TASK BRIEF
Write every entry out again exactly, please, and skip the pictures.
---------- DATA RECORDS ----------
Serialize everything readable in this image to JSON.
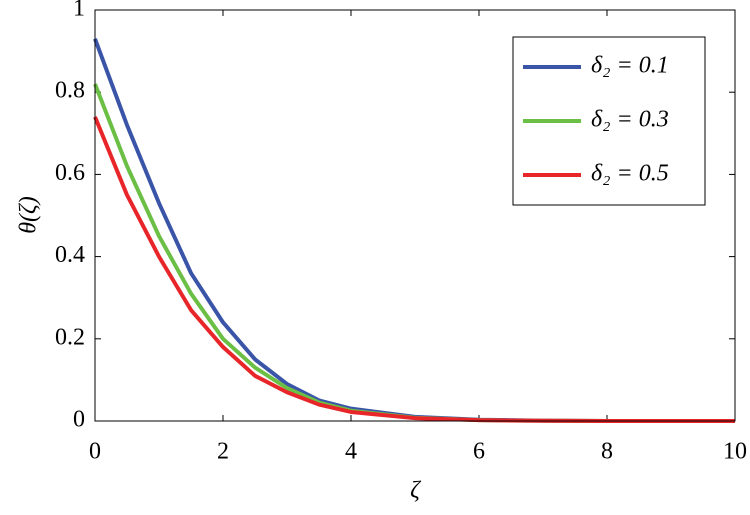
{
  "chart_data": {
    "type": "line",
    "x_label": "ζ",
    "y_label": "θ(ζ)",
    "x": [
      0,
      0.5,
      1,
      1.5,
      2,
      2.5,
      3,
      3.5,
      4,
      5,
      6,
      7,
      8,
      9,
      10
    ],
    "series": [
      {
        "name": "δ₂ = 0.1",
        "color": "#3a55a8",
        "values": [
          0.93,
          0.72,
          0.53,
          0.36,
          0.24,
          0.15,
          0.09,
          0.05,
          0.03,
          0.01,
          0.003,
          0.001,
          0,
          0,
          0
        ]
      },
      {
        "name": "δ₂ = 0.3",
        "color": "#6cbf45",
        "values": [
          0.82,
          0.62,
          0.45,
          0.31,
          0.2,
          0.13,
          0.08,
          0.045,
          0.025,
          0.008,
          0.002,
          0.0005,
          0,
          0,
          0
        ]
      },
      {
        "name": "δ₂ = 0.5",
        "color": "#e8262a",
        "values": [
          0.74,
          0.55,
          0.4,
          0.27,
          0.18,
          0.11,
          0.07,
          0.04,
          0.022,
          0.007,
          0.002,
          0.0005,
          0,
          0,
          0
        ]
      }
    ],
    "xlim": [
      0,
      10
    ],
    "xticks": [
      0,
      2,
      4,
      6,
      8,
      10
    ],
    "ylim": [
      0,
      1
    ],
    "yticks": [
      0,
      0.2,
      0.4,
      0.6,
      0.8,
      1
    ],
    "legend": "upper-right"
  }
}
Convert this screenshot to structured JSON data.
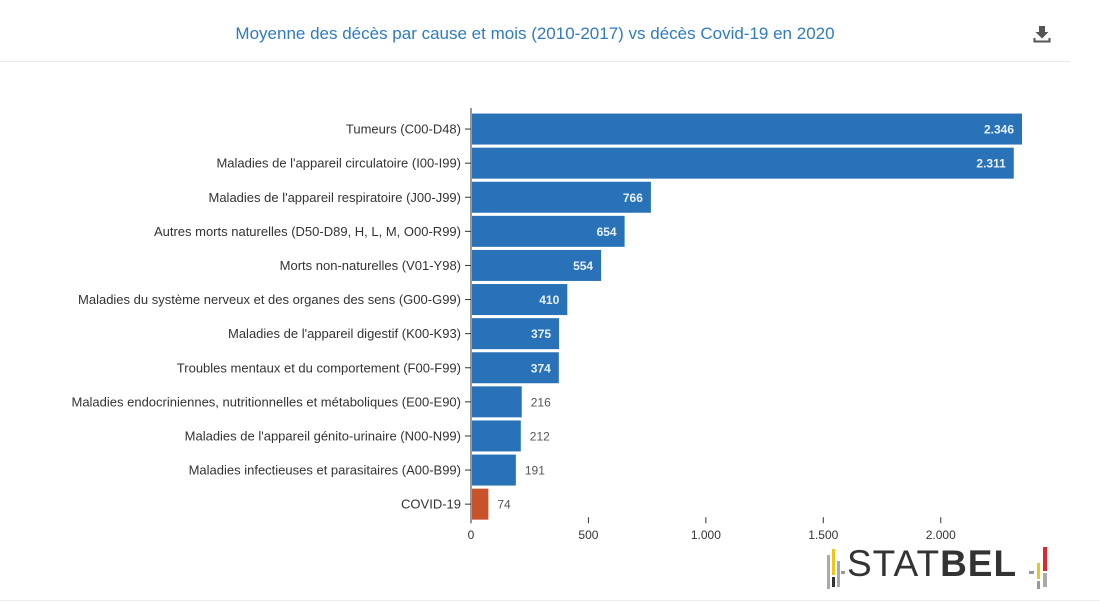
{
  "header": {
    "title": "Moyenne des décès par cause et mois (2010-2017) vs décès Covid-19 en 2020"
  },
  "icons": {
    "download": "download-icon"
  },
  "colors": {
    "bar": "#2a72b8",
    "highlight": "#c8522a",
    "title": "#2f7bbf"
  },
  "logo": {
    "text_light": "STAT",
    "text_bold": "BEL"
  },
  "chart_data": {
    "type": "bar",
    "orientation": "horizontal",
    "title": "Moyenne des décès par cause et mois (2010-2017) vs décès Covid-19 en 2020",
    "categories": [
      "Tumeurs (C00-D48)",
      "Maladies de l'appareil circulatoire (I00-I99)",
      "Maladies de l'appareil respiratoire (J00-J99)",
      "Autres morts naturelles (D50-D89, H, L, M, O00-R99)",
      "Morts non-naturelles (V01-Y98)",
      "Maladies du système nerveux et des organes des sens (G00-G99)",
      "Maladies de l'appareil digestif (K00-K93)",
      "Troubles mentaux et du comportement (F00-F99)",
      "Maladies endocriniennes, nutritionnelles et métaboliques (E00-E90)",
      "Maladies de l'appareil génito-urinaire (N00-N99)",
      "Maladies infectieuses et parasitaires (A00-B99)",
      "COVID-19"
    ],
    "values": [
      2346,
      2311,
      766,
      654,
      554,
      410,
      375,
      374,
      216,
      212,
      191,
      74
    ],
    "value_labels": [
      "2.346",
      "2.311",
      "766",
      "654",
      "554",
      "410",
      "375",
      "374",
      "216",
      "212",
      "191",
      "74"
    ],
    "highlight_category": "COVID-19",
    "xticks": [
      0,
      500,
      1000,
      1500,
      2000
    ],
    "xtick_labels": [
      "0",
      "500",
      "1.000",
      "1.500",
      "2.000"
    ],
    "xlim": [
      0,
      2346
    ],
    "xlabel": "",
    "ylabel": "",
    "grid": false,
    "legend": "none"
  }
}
----------
FINAL RESULT
Serialize everything readable in this image to JSON.
{
  "chart_data": {
    "type": "line",
    "x_label": "ζ",
    "y_label": "θ(ζ)",
    "x": [
      0,
      0.5,
      1,
      1.5,
      2,
      2.5,
      3,
      3.5,
      4,
      5,
      6,
      7,
      8,
      9,
      10
    ],
    "series": [
      {
        "name": "δ₂ = 0.1",
        "color": "#3a55a8",
        "values": [
          0.93,
          0.72,
          0.53,
          0.36,
          0.24,
          0.15,
          0.09,
          0.05,
          0.03,
          0.01,
          0.003,
          0.001,
          0,
          0,
          0
        ]
      },
      {
        "name": "δ₂ = 0.3",
        "color": "#6cbf45",
        "values": [
          0.82,
          0.62,
          0.45,
          0.31,
          0.2,
          0.13,
          0.08,
          0.045,
          0.025,
          0.008,
          0.002,
          0.0005,
          0,
          0,
          0
        ]
      },
      {
        "name": "δ₂ = 0.5",
        "color": "#e8262a",
        "values": [
          0.74,
          0.55,
          0.4,
          0.27,
          0.18,
          0.11,
          0.07,
          0.04,
          0.022,
          0.007,
          0.002,
          0.0005,
          0,
          0,
          0
        ]
      }
    ],
    "xlim": [
      0,
      10
    ],
    "xticks": [
      0,
      2,
      4,
      6,
      8,
      10
    ],
    "ylim": [
      0,
      1
    ],
    "yticks": [
      0,
      0.2,
      0.4,
      0.6,
      0.8,
      1
    ],
    "legend": "upper-right"
  }
}
Convert this screenshot to structured JSON data.
{
  "header": {
    "title": "Moyenne des décès par cause et mois (2010-2017) vs décès Covid-19 en 2020"
  },
  "icons": {
    "download": "download-icon"
  },
  "colors": {
    "bar": "#2a72b8",
    "highlight": "#c8522a",
    "title": "#2f7bbf"
  },
  "logo": {
    "text_light": "STAT",
    "text_bold": "BEL"
  },
  "chart_data": {
    "type": "bar",
    "orientation": "horizontal",
    "title": "Moyenne des décès par cause et mois (2010-2017) vs décès Covid-19 en 2020",
    "categories": [
      "Tumeurs (C00-D48)",
      "Maladies de l'appareil circulatoire (I00-I99)",
      "Maladies de l'appareil respiratoire (J00-J99)",
      "Autres morts naturelles (D50-D89, H, L, M, O00-R99)",
      "Morts non-naturelles (V01-Y98)",
      "Maladies du système nerveux et des organes des sens (G00-G99)",
      "Maladies de l'appareil digestif (K00-K93)",
      "Troubles mentaux et du comportement (F00-F99)",
      "Maladies endocriniennes, nutritionnelles et métaboliques (E00-E90)",
      "Maladies de l'appareil génito-urinaire (N00-N99)",
      "Maladies infectieuses et parasitaires (A00-B99)",
      "COVID-19"
    ],
    "values": [
      2346,
      2311,
      766,
      654,
      554,
      410,
      375,
      374,
      216,
      212,
      191,
      74
    ],
    "value_labels": [
      "2.346",
      "2.311",
      "766",
      "654",
      "554",
      "410",
      "375",
      "374",
      "216",
      "212",
      "191",
      "74"
    ],
    "highlight_category": "COVID-19",
    "xticks": [
      0,
      500,
      1000,
      1500,
      2000
    ],
    "xtick_labels": [
      "0",
      "500",
      "1.000",
      "1.500",
      "2.000"
    ],
    "xlim": [
      0,
      2346
    ],
    "xlabel": "",
    "ylabel": "",
    "grid": false,
    "legend": "none"
  }
}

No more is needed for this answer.